Records excerpted from a collection:
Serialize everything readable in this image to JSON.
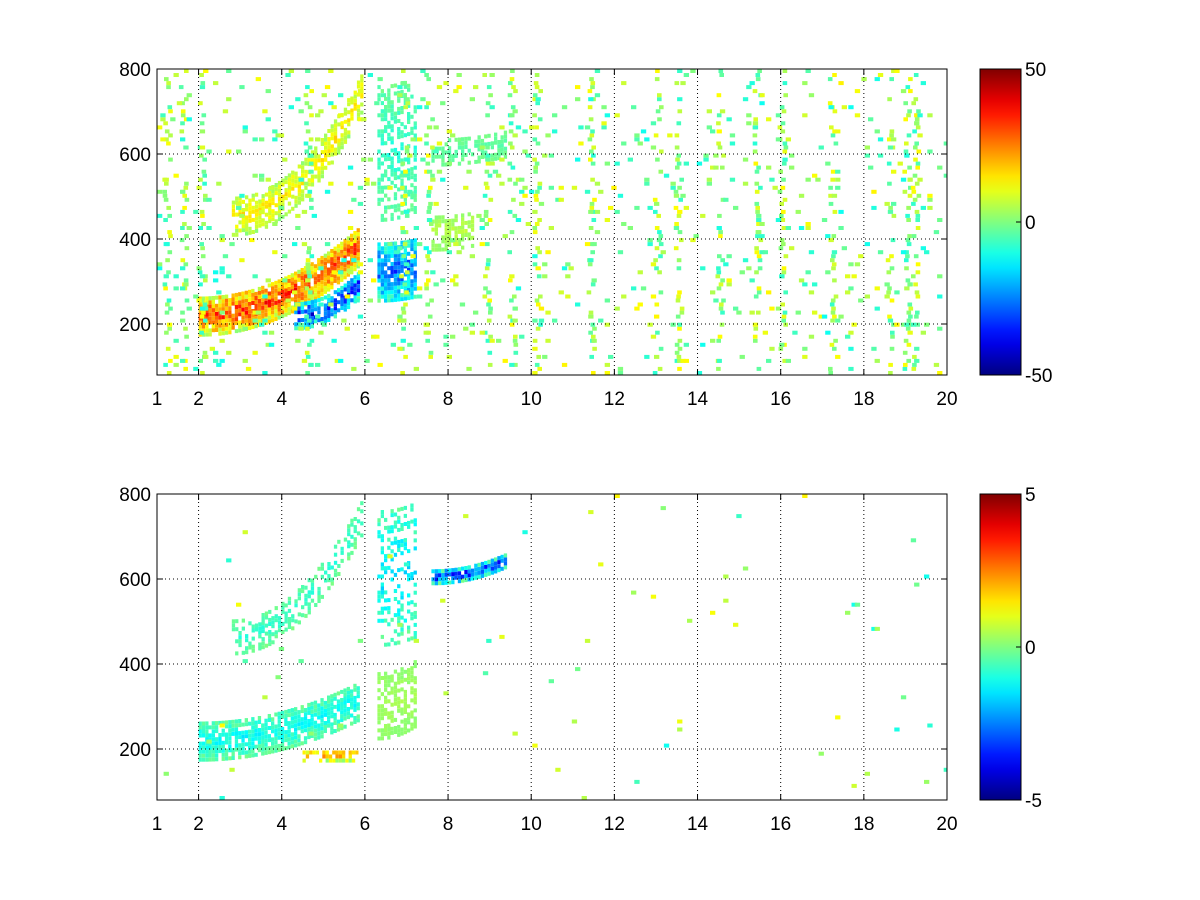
{
  "chart_data": [
    {
      "type": "heatmap",
      "title": "",
      "xlabel": "",
      "ylabel": "",
      "x_ticks": [
        "1",
        "2",
        "4",
        "6",
        "8",
        "10",
        "12",
        "14",
        "16",
        "18",
        "20"
      ],
      "x_tick_values": [
        1,
        2,
        4,
        6,
        8,
        10,
        12,
        14,
        16,
        18,
        20
      ],
      "y_ticks": [
        "200",
        "400",
        "600",
        "800"
      ],
      "y_tick_values": [
        200,
        400,
        600,
        800
      ],
      "xlim": [
        1,
        20
      ],
      "ylim": [
        80,
        800
      ],
      "grid": true,
      "colormap": "jet",
      "colorbar": {
        "ticks": [
          "50",
          "0",
          "-50"
        ],
        "tick_values": [
          50,
          0,
          -50
        ],
        "range": [
          -50,
          50
        ]
      },
      "seed": 17,
      "features": [
        {
          "x": [
            2.0,
            5.85
          ],
          "y_start": 215,
          "y_end": 380,
          "width": 45,
          "value": 32,
          "dense": 0.95
        },
        {
          "x": [
            4.3,
            5.85
          ],
          "y_start": 215,
          "y_end": 290,
          "width": 30,
          "value": -35,
          "dense": 0.85
        },
        {
          "x": [
            2.8,
            5.9
          ],
          "y_start": 450,
          "y_end": 740,
          "width": 45,
          "value": 14,
          "dense": 0.7
        },
        {
          "x": [
            6.3,
            7.2
          ],
          "y_start": 320,
          "y_end": 330,
          "width": 70,
          "value": -28,
          "dense": 0.85
        },
        {
          "x": [
            6.3,
            7.2
          ],
          "y_start": 600,
          "y_end": 620,
          "width": 160,
          "value": -8,
          "dense": 0.45
        },
        {
          "x": [
            7.6,
            9.4
          ],
          "y_start": 600,
          "y_end": 620,
          "width": 30,
          "value": -4,
          "dense": 0.6
        },
        {
          "x": [
            7.6,
            8.6
          ],
          "y_start": 410,
          "y_end": 420,
          "width": 40,
          "value": 6,
          "dense": 0.6
        }
      ],
      "columns": [
        1.2,
        1.6,
        2.05,
        4.6,
        6.9,
        7.5,
        8.9,
        9.5,
        10.1,
        11.4,
        13.0,
        13.5,
        14.5,
        15.4,
        16.0,
        17.2,
        18.6,
        19.0,
        19.2
      ],
      "noise_density": 0.04
    },
    {
      "type": "heatmap",
      "title": "",
      "xlabel": "",
      "ylabel": "",
      "x_ticks": [
        "1",
        "2",
        "4",
        "6",
        "8",
        "10",
        "12",
        "14",
        "16",
        "18",
        "20"
      ],
      "x_tick_values": [
        1,
        2,
        4,
        6,
        8,
        10,
        12,
        14,
        16,
        18,
        20
      ],
      "y_ticks": [
        "200",
        "400",
        "600",
        "800"
      ],
      "y_tick_values": [
        200,
        400,
        600,
        800
      ],
      "xlim": [
        1,
        20
      ],
      "ylim": [
        80,
        800
      ],
      "grid": true,
      "colormap": "jet",
      "colorbar": {
        "ticks": [
          "5",
          "0",
          "-5"
        ],
        "tick_values": [
          5,
          0,
          -5
        ],
        "range": [
          -5,
          5
        ]
      },
      "seed": 53,
      "features": [
        {
          "x": [
            2.0,
            5.85
          ],
          "y_start": 215,
          "y_end": 310,
          "width": 45,
          "value": -1.2,
          "dense": 0.8
        },
        {
          "x": [
            2.8,
            5.9
          ],
          "y_start": 460,
          "y_end": 740,
          "width": 40,
          "value": -0.8,
          "dense": 0.45
        },
        {
          "x": [
            6.3,
            7.2
          ],
          "y_start": 300,
          "y_end": 330,
          "width": 80,
          "value": 0.4,
          "dense": 0.7
        },
        {
          "x": [
            6.3,
            7.2
          ],
          "y_start": 600,
          "y_end": 620,
          "width": 160,
          "value": -1.5,
          "dense": 0.35
        },
        {
          "x": [
            7.6,
            9.4
          ],
          "y_start": 600,
          "y_end": 640,
          "width": 15,
          "value": -3.6,
          "dense": 0.8
        },
        {
          "x": [
            4.5,
            5.8
          ],
          "y_start": 180,
          "y_end": 180,
          "width": 12,
          "value": 2.2,
          "dense": 0.6
        }
      ],
      "columns": [],
      "noise_density": 0.004
    }
  ]
}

# The exercise
Return the records exactly. Don't carry the pictures over.

# Response below
Serialize everything readable in this image to JSON.
{
  "chart_data": [
    {
      "type": "heatmap",
      "title": "",
      "xlabel": "",
      "ylabel": "",
      "x_ticks": [
        "1",
        "2",
        "4",
        "6",
        "8",
        "10",
        "12",
        "14",
        "16",
        "18",
        "20"
      ],
      "x_tick_values": [
        1,
        2,
        4,
        6,
        8,
        10,
        12,
        14,
        16,
        18,
        20
      ],
      "y_ticks": [
        "200",
        "400",
        "600",
        "800"
      ],
      "y_tick_values": [
        200,
        400,
        600,
        800
      ],
      "xlim": [
        1,
        20
      ],
      "ylim": [
        80,
        800
      ],
      "grid": true,
      "colormap": "jet",
      "colorbar": {
        "ticks": [
          "50",
          "0",
          "-50"
        ],
        "tick_values": [
          50,
          0,
          -50
        ],
        "range": [
          -50,
          50
        ]
      },
      "seed": 17,
      "features": [
        {
          "x": [
            2.0,
            5.85
          ],
          "y_start": 215,
          "y_end": 380,
          "width": 45,
          "value": 32,
          "dense": 0.95
        },
        {
          "x": [
            4.3,
            5.85
          ],
          "y_start": 215,
          "y_end": 290,
          "width": 30,
          "value": -35,
          "dense": 0.85
        },
        {
          "x": [
            2.8,
            5.9
          ],
          "y_start": 450,
          "y_end": 740,
          "width": 45,
          "value": 14,
          "dense": 0.7
        },
        {
          "x": [
            6.3,
            7.2
          ],
          "y_start": 320,
          "y_end": 330,
          "width": 70,
          "value": -28,
          "dense": 0.85
        },
        {
          "x": [
            6.3,
            7.2
          ],
          "y_start": 600,
          "y_end": 620,
          "width": 160,
          "value": -8,
          "dense": 0.45
        },
        {
          "x": [
            7.6,
            9.4
          ],
          "y_start": 600,
          "y_end": 620,
          "width": 30,
          "value": -4,
          "dense": 0.6
        },
        {
          "x": [
            7.6,
            8.6
          ],
          "y_start": 410,
          "y_end": 420,
          "width": 40,
          "value": 6,
          "dense": 0.6
        }
      ],
      "columns": [
        1.2,
        1.6,
        2.05,
        4.6,
        6.9,
        7.5,
        8.9,
        9.5,
        10.1,
        11.4,
        13.0,
        13.5,
        14.5,
        15.4,
        16.0,
        17.2,
        18.6,
        19.0,
        19.2
      ],
      "noise_density": 0.04
    },
    {
      "type": "heatmap",
      "title": "",
      "xlabel": "",
      "ylabel": "",
      "x_ticks": [
        "1",
        "2",
        "4",
        "6",
        "8",
        "10",
        "12",
        "14",
        "16",
        "18",
        "20"
      ],
      "x_tick_values": [
        1,
        2,
        4,
        6,
        8,
        10,
        12,
        14,
        16,
        18,
        20
      ],
      "y_ticks": [
        "200",
        "400",
        "600",
        "800"
      ],
      "y_tick_values": [
        200,
        400,
        600,
        800
      ],
      "xlim": [
        1,
        20
      ],
      "ylim": [
        80,
        800
      ],
      "grid": true,
      "colormap": "jet",
      "colorbar": {
        "ticks": [
          "5",
          "0",
          "-5"
        ],
        "tick_values": [
          5,
          0,
          -5
        ],
        "range": [
          -5,
          5
        ]
      },
      "seed": 53,
      "features": [
        {
          "x": [
            2.0,
            5.85
          ],
          "y_start": 215,
          "y_end": 310,
          "width": 45,
          "value": -1.2,
          "dense": 0.8
        },
        {
          "x": [
            2.8,
            5.9
          ],
          "y_start": 460,
          "y_end": 740,
          "width": 40,
          "value": -0.8,
          "dense": 0.45
        },
        {
          "x": [
            6.3,
            7.2
          ],
          "y_start": 300,
          "y_end": 330,
          "width": 80,
          "value": 0.4,
          "dense": 0.7
        },
        {
          "x": [
            6.3,
            7.2
          ],
          "y_start": 600,
          "y_end": 620,
          "width": 160,
          "value": -1.5,
          "dense": 0.35
        },
        {
          "x": [
            7.6,
            9.4
          ],
          "y_start": 600,
          "y_end": 640,
          "width": 15,
          "value": -3.6,
          "dense": 0.8
        },
        {
          "x": [
            4.5,
            5.8
          ],
          "y_start": 180,
          "y_end": 180,
          "width": 12,
          "value": 2.2,
          "dense": 0.6
        }
      ],
      "columns": [],
      "noise_density": 0.004
    }
  ]
}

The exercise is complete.